• **Your objective**
Please write out the material that follows, exactly as it stands.

• **Saved entries**
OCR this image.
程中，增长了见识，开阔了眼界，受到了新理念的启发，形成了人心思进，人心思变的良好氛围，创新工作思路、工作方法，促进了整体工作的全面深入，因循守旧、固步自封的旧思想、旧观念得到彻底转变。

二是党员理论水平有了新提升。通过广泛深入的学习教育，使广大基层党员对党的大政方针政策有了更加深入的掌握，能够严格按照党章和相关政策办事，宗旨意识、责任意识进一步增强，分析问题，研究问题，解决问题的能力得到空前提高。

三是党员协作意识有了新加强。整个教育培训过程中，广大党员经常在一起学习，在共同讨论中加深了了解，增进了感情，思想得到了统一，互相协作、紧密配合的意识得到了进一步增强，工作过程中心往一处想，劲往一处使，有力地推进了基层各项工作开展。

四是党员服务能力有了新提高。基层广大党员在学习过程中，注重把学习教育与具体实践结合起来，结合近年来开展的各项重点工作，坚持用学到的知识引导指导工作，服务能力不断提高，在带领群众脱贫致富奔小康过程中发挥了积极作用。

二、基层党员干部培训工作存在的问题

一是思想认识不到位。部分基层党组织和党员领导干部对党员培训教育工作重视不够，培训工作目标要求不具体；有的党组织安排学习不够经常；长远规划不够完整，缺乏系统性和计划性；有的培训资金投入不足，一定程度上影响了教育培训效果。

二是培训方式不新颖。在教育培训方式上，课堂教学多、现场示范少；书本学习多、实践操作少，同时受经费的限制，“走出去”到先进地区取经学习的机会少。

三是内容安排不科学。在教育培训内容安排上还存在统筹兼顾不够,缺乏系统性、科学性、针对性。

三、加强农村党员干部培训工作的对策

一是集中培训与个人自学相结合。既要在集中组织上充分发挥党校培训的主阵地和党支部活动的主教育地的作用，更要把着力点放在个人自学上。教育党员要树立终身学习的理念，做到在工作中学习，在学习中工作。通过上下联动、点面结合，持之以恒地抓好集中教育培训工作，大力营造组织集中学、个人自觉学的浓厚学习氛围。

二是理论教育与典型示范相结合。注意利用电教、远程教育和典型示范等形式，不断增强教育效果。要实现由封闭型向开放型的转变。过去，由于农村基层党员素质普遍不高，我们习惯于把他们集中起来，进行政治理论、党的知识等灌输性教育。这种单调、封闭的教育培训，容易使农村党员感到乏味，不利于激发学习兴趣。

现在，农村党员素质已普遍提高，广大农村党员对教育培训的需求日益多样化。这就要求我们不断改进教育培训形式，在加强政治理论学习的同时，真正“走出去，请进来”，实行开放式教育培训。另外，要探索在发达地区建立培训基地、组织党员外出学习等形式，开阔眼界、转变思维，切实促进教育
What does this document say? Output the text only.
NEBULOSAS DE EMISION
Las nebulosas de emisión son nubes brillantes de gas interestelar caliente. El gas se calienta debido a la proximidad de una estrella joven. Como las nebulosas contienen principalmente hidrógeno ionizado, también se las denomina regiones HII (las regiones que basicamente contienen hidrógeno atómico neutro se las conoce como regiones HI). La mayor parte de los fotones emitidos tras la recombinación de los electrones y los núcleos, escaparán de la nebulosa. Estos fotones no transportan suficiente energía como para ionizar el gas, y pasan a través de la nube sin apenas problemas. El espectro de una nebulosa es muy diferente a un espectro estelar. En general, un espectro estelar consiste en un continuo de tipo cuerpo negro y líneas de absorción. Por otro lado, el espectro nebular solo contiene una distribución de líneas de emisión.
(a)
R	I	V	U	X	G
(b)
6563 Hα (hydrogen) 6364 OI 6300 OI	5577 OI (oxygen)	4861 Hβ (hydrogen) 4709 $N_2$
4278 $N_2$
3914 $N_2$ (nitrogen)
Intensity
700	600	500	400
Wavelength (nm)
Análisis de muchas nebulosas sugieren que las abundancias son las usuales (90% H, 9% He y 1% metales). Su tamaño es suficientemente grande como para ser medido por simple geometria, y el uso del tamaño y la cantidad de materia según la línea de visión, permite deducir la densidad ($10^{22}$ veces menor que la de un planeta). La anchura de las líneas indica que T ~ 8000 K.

• **Expected output**
OCR this image.
程中，增长了见识，开阔了眼界，受到了新理念的启发，形成了人心思进，人心思变的良好氛围，创新工作思路、工作方法，促进了整体工作的全面深入，因循守旧、固步自封的旧思想、旧观念得到彻底转变。

二是党员理论水平有了新提升。通过广泛深入的学习教育，使广大基层党员对党的大政方针政策有了更加深入的掌握，能够严格按照党章和相关政策办事，宗旨意识、责任意识进一步增强，分析问题，研究问题，解决问题的能力得到空前提高。

三是党员协作意识有了新加强。整个教育培训过程中，广大党员经常在一起学习，在共同讨论中加深了了解，增进了感情，思想得到了统一，互相协作、紧密配合的意识得到了进一步增强，工作过程中心往一处想，劲往一处使，有力地推进了基层各项工作开展。

四是党员服务能力有了新提高。基层广大党员在学习过程中，注重把学习教育与具体实践结合起来，结合近年来开展的各项重点工作，坚持用学到的知识引导指导工作，服务能力不断提高，在带领群众脱贫致富奔小康过程中发挥了积极作用。

二、基层党员干部培训工作存在的问题

一是思想认识不到位。部分基层党组织和党员领导干部对党员培训教育工作重视不够，培训工作目标要求不具体；有的党组织安排学习不够经常；长远规划不够完整，缺乏系统性和计划性；有的培训资金投入不足，一定程度上影响了教育培训效果。

二是培训方式不新颖。在教育培训方式上，课堂教学多、现场示范少；书本学习多、实践操作少，同时受经费的限制，“走出去”到先进地区取经学习的机会少。

三是内容安排不科学。在教育培训内容安排上还存在统筹兼顾不够,缺乏系统性、科学性、针对性。

三、加强农村党员干部培训工作的对策

一是集中培训与个人自学相结合。既要在集中组织上充分发挥党校培训的主阵地和党支部活动的主教育地的作用，更要把着力点放在个人自学上。教育党员要树立终身学习的理念，做到在工作中学习，在学习中工作。通过上下联动、点面结合，持之以恒地抓好集中教育培训工作，大力营造组织集中学、个人自觉学的浓厚学习氛围。

二是理论教育与典型示范相结合。注意利用电教、远程教育和典型示范等形式，不断增强教育效果。要实现由封闭型向开放型的转变。过去，由于农村基层党员素质普遍不高，我们习惯于把他们集中起来，进行政治理论、党的知识等灌输性教育。这种单调、封闭的教育培训，容易使农村党员感到乏味，不利于激发学习兴趣。

现在，农村党员素质已普遍提高，广大农村党员对教育培训的需求日益多样化。这就要求我们不断改进教育培训形式，在加强政治理论学习的同时，真正“走出去，请进来”，实行开放式教育培训。另外，要探索在发达地区建立培训基地、组织党员外出学习等形式，开阔眼界、转变思维，切实促进教育
What does this document say? Output the text only.
NEBULOSAS DE EMISION
Las nebulosas de emisión son nubes brillantes de gas interestelar caliente. El gas se calienta debido a la proximidad de una estrella joven. Como las nebulosas contienen principalmente hidrógeno ionizado, también se las denomina regiones HII (las regiones que basicamente contienen hidrógeno atómico neutro se las conoce como regiones HI). La mayor parte de los fotones emitidos tras la recombinación de los electrones y los núcleos, escaparán de la nebulosa. Estos fotones no transportan suficiente energía como para ionizar el gas, y pasan a través de la nube sin apenas problemas. El espectro de una nebulosa es muy diferente a un espectro estelar. En general, un espectro estelar consiste en un continuo de tipo cuerpo negro y líneas de absorción. Por otro lado, el espectro nebular solo contiene una distribución de líneas de emisión.
(a)
R	I	V	U	X	G
(b)
6563 Hα (hydrogen) 6364 OI 6300 OI	5577 OI (oxygen)	4861 Hβ (hydrogen) 4709 $N_2$
4278 $N_2$
3914 $N_2$ (nitrogen)
Intensity
700	600	500	400
Wavelength (nm)
Análisis de muchas nebulosas sugieren que las abundancias son las usuales (90% H, 9% He y 1% metales). Su tamaño es suficientemente grande como para ser medido por simple geometria, y el uso del tamaño y la cantidad de materia según la línea de visión, permite deducir la densidad ($10^{22}$ veces menor que la de un planeta). La anchura de las líneas indica que T ~ 8000 K.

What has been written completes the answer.